- **Given task**: Answer with nothing but a number: how many lines include the word "комплекса"?

- **Stored data**:
--- Start ---

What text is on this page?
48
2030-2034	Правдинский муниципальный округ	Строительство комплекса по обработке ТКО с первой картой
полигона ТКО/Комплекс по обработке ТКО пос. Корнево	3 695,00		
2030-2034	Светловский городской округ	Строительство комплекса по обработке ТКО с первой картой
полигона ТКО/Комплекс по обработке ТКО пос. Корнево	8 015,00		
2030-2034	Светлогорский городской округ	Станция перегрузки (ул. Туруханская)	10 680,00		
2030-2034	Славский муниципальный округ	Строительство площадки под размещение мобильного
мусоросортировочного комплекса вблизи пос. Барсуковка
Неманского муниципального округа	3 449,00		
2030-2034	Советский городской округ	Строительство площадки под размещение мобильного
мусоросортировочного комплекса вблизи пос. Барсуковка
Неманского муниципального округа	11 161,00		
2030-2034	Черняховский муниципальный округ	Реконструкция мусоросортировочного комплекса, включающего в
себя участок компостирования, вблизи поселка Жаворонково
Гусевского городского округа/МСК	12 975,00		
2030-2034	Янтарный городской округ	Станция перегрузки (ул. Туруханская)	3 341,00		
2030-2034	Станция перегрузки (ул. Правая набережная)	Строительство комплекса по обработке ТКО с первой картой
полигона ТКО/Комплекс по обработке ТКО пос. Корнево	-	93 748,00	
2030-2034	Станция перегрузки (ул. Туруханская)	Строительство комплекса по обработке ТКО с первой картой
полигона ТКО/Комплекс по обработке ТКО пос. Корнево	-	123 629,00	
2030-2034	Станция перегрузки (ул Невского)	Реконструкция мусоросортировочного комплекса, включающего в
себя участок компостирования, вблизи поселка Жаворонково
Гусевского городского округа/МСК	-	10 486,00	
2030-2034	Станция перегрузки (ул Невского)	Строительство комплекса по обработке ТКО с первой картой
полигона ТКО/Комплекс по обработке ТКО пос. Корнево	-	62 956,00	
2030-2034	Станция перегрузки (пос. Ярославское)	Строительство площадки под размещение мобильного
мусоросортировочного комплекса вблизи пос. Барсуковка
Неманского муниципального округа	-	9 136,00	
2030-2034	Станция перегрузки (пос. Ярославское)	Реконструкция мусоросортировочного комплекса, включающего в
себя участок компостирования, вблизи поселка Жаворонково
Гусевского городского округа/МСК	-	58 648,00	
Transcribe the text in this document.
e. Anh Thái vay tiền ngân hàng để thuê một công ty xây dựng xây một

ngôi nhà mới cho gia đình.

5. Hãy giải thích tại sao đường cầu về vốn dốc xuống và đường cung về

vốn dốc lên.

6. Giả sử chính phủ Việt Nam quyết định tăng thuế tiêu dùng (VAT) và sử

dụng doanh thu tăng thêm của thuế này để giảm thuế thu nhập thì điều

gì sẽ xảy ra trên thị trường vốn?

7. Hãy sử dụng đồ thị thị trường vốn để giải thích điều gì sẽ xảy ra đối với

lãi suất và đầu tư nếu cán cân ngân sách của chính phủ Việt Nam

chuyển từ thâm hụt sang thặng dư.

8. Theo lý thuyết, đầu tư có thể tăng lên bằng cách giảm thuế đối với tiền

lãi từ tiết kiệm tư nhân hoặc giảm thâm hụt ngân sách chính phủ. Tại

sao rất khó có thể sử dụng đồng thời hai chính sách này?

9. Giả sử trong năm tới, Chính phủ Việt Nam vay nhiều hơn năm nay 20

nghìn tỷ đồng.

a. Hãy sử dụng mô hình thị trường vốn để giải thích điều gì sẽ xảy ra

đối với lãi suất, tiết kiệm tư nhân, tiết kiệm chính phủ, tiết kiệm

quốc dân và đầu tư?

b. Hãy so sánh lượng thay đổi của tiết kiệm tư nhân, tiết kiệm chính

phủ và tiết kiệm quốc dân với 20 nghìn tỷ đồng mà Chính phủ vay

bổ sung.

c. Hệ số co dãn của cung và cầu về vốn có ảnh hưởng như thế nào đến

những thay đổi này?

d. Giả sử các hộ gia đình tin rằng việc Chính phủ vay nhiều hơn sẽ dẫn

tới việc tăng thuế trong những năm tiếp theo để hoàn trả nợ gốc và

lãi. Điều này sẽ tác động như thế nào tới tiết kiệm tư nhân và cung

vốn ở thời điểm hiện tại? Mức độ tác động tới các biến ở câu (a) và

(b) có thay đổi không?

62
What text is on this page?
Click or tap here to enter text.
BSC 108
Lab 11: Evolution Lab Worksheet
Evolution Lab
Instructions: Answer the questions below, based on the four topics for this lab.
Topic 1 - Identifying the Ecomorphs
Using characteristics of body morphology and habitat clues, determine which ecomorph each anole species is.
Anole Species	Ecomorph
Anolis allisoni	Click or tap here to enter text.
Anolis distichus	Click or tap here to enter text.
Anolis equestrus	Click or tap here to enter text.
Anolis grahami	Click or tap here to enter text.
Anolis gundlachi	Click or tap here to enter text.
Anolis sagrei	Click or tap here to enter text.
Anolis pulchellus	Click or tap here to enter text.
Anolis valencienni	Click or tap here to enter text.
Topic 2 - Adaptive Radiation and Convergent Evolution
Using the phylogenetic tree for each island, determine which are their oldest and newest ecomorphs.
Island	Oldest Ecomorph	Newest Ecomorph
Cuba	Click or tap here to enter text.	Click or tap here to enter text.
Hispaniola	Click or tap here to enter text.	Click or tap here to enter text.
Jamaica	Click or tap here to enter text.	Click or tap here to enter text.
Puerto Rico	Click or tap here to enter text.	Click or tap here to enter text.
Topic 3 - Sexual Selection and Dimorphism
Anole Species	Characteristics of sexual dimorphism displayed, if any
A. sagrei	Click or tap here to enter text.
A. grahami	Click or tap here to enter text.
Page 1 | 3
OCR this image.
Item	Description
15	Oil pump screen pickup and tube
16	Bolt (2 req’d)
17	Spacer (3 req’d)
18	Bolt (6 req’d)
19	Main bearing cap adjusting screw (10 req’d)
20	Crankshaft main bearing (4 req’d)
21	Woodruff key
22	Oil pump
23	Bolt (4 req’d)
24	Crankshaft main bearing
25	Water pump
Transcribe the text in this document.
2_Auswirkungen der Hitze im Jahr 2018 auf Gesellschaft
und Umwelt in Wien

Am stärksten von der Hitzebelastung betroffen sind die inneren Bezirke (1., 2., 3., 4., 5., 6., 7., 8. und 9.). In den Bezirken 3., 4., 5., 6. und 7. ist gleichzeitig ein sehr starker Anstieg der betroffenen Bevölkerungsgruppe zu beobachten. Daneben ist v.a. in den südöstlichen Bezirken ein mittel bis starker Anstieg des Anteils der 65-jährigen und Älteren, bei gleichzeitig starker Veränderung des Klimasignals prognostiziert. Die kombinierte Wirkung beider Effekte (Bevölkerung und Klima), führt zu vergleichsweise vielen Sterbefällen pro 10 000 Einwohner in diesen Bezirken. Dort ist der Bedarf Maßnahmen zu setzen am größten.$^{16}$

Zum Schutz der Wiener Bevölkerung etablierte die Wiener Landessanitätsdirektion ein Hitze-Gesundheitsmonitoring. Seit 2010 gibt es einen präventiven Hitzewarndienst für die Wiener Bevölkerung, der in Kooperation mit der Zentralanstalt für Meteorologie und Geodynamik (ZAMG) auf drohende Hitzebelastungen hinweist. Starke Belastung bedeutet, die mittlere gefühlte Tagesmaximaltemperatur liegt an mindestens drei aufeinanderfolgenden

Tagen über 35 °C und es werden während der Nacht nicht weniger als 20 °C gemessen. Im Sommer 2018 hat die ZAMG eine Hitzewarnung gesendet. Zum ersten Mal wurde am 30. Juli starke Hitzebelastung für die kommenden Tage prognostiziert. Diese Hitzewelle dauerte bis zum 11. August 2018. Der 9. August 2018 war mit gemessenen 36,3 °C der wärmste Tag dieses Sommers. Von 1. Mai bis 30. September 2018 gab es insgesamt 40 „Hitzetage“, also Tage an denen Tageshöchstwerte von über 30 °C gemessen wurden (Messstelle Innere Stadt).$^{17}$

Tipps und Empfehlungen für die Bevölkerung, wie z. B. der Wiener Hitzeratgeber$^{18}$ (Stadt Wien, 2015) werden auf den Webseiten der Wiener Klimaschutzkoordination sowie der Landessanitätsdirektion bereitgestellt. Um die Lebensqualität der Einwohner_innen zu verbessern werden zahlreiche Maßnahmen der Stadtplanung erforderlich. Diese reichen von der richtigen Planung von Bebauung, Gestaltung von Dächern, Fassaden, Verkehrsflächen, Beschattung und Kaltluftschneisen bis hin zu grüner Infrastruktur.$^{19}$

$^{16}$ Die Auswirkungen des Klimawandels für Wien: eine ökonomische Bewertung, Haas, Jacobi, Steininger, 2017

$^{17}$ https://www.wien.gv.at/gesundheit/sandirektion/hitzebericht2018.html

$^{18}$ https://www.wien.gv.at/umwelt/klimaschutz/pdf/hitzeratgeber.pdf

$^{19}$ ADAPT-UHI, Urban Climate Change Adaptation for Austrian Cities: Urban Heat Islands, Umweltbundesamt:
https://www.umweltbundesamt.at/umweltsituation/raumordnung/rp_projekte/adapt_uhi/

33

--- End ---

- **Result of the task**: 11